* begin *

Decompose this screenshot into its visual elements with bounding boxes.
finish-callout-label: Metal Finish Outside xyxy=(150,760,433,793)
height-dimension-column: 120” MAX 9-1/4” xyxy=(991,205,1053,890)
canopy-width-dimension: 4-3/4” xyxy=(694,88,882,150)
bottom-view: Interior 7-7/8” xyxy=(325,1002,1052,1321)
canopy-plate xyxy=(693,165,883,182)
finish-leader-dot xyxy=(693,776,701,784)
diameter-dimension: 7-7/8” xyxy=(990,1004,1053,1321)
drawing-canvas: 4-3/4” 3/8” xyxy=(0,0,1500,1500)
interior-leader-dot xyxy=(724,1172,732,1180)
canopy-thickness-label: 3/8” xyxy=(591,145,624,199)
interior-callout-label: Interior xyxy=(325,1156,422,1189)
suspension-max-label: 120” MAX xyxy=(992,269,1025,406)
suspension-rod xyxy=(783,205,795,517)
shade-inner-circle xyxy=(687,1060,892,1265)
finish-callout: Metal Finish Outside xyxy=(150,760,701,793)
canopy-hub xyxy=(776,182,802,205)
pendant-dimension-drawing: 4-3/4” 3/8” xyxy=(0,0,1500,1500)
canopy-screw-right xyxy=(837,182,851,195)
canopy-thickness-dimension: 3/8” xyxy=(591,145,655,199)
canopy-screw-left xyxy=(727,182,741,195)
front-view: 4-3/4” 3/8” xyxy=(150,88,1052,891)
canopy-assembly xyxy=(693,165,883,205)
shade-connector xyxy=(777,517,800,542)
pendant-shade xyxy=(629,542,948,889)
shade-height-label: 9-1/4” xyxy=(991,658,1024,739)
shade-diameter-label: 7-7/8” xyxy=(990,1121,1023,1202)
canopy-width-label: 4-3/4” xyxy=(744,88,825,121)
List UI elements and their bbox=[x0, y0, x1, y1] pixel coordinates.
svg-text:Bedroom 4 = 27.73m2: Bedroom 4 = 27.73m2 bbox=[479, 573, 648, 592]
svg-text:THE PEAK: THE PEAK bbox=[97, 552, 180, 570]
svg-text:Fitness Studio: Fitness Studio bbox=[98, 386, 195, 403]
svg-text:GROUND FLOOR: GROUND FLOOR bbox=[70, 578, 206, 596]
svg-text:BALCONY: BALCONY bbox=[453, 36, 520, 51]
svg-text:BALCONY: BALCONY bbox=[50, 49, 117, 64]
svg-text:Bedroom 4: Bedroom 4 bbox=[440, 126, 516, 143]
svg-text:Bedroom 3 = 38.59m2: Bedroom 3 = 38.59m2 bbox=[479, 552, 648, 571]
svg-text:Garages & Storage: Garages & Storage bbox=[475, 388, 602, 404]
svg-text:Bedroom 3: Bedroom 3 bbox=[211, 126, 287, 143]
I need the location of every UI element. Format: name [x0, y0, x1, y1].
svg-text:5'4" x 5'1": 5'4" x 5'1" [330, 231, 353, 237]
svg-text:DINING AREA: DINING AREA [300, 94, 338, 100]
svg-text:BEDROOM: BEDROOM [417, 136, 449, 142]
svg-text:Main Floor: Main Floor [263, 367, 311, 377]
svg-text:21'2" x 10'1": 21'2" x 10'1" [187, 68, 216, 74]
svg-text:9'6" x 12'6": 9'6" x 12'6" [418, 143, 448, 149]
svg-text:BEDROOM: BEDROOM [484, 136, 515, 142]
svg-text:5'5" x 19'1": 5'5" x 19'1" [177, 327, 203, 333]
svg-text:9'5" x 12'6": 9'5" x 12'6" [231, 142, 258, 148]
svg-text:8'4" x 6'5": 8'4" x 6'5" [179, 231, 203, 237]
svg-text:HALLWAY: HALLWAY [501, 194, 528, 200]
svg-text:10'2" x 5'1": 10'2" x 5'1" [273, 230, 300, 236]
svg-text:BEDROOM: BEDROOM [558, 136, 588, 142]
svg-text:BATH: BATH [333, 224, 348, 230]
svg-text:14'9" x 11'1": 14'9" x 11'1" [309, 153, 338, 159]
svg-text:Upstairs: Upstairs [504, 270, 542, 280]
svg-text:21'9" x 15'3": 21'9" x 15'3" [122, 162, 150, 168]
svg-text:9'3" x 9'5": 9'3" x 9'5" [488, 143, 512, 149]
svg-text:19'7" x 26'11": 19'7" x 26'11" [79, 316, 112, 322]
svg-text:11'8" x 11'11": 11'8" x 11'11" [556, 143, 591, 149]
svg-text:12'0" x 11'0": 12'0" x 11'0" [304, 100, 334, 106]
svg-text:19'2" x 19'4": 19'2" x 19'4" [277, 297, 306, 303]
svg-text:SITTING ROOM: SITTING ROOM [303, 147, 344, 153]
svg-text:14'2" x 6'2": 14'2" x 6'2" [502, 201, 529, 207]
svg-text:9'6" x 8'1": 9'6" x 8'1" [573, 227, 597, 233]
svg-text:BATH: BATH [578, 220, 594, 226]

* end *

• Task prompt: Copy all of the records above verbatim, line for line.

• Reply to the task:
Decompose this screenshot into its visual elements with bounding boxes.
finish-callout-label: Metal Finish Outside xyxy=(150,760,433,793)
height-dimension-column: 120” MAX 9-1/4” xyxy=(991,205,1053,890)
canopy-width-dimension: 4-3/4” xyxy=(694,88,882,150)
bottom-view: Interior 7-7/8” xyxy=(325,1002,1052,1321)
canopy-plate xyxy=(693,165,883,182)
finish-leader-dot xyxy=(693,776,701,784)
diameter-dimension: 7-7/8” xyxy=(990,1004,1053,1321)
drawing-canvas: 4-3/4” 3/8” xyxy=(0,0,1500,1500)
interior-leader-dot xyxy=(724,1172,732,1180)
canopy-thickness-label: 3/8” xyxy=(591,145,624,199)
interior-callout-label: Interior xyxy=(325,1156,422,1189)
suspension-max-label: 120” MAX xyxy=(992,269,1025,406)
suspension-rod xyxy=(783,205,795,517)
shade-inner-circle xyxy=(687,1060,892,1265)
finish-callout: Metal Finish Outside xyxy=(150,760,701,793)
canopy-hub xyxy=(776,182,802,205)
pendant-dimension-drawing: 4-3/4” 3/8” xyxy=(0,0,1500,1500)
canopy-screw-right xyxy=(837,182,851,195)
canopy-thickness-dimension: 3/8” xyxy=(591,145,655,199)
canopy-screw-left xyxy=(727,182,741,195)
front-view: 4-3/4” 3/8” xyxy=(150,88,1052,891)
canopy-assembly xyxy=(693,165,883,205)
shade-connector xyxy=(777,517,800,542)
pendant-shade xyxy=(629,542,948,889)
shade-height-label: 9-1/4” xyxy=(991,658,1024,739)
shade-diameter-label: 7-7/8” xyxy=(990,1121,1023,1202)
canopy-width-label: 4-3/4” xyxy=(744,88,825,121)
List UI elements and their bbox=[x0, y0, x1, y1] pixel coordinates.
svg-text:Bedroom 4 = 27.73m2: Bedroom 4 = 27.73m2 bbox=[479, 573, 648, 592]
svg-text:THE PEAK: THE PEAK bbox=[97, 552, 180, 570]
svg-text:Fitness Studio: Fitness Studio bbox=[98, 386, 195, 403]
svg-text:GROUND FLOOR: GROUND FLOOR bbox=[70, 578, 206, 596]
svg-text:BALCONY: BALCONY bbox=[453, 36, 520, 51]
svg-text:BALCONY: BALCONY bbox=[50, 49, 117, 64]
svg-text:Bedroom 4: Bedroom 4 bbox=[440, 126, 516, 143]
svg-text:Bedroom 3 = 38.59m2: Bedroom 3 = 38.59m2 bbox=[479, 552, 648, 571]
svg-text:Garages & Storage: Garages & Storage bbox=[475, 388, 602, 404]
svg-text:Bedroom 3: Bedroom 3 bbox=[211, 126, 287, 143]
I need the location of every UI element. Format: name [x0, y0, x1, y1].
svg-text:5'4" x 5'1": 5'4" x 5'1" [330, 231, 353, 237]
svg-text:DINING AREA: DINING AREA [300, 94, 338, 100]
svg-text:BEDROOM: BEDROOM [417, 136, 449, 142]
svg-text:Main Floor: Main Floor [263, 367, 311, 377]
svg-text:21'2" x 10'1": 21'2" x 10'1" [187, 68, 216, 74]
svg-text:9'6" x 12'6": 9'6" x 12'6" [418, 143, 448, 149]
svg-text:BEDROOM: BEDROOM [484, 136, 515, 142]
svg-text:5'5" x 19'1": 5'5" x 19'1" [177, 327, 203, 333]
svg-text:9'5" x 12'6": 9'5" x 12'6" [231, 142, 258, 148]
svg-text:8'4" x 6'5": 8'4" x 6'5" [179, 231, 203, 237]
svg-text:HALLWAY: HALLWAY [501, 194, 528, 200]
svg-text:10'2" x 5'1": 10'2" x 5'1" [273, 230, 300, 236]
svg-text:BEDROOM: BEDROOM [558, 136, 588, 142]
svg-text:BATH: BATH [333, 224, 348, 230]
svg-text:14'9" x 11'1": 14'9" x 11'1" [309, 153, 338, 159]
svg-text:Upstairs: Upstairs [504, 270, 542, 280]
svg-text:21'9" x 15'3": 21'9" x 15'3" [122, 162, 150, 168]
svg-text:9'3" x 9'5": 9'3" x 9'5" [488, 143, 512, 149]
svg-text:19'7" x 26'11": 19'7" x 26'11" [79, 316, 112, 322]
svg-text:11'8" x 11'11": 11'8" x 11'11" [556, 143, 591, 149]
svg-text:12'0" x 11'0": 12'0" x 11'0" [304, 100, 334, 106]
svg-text:19'2" x 19'4": 19'2" x 19'4" [277, 297, 306, 303]
svg-text:SITTING ROOM: SITTING ROOM [303, 147, 344, 153]
svg-text:14'2" x 6'2": 14'2" x 6'2" [502, 201, 529, 207]
svg-text:9'6" x 8'1": 9'6" x 8'1" [573, 227, 597, 233]
svg-text:BATH: BATH [578, 220, 594, 226]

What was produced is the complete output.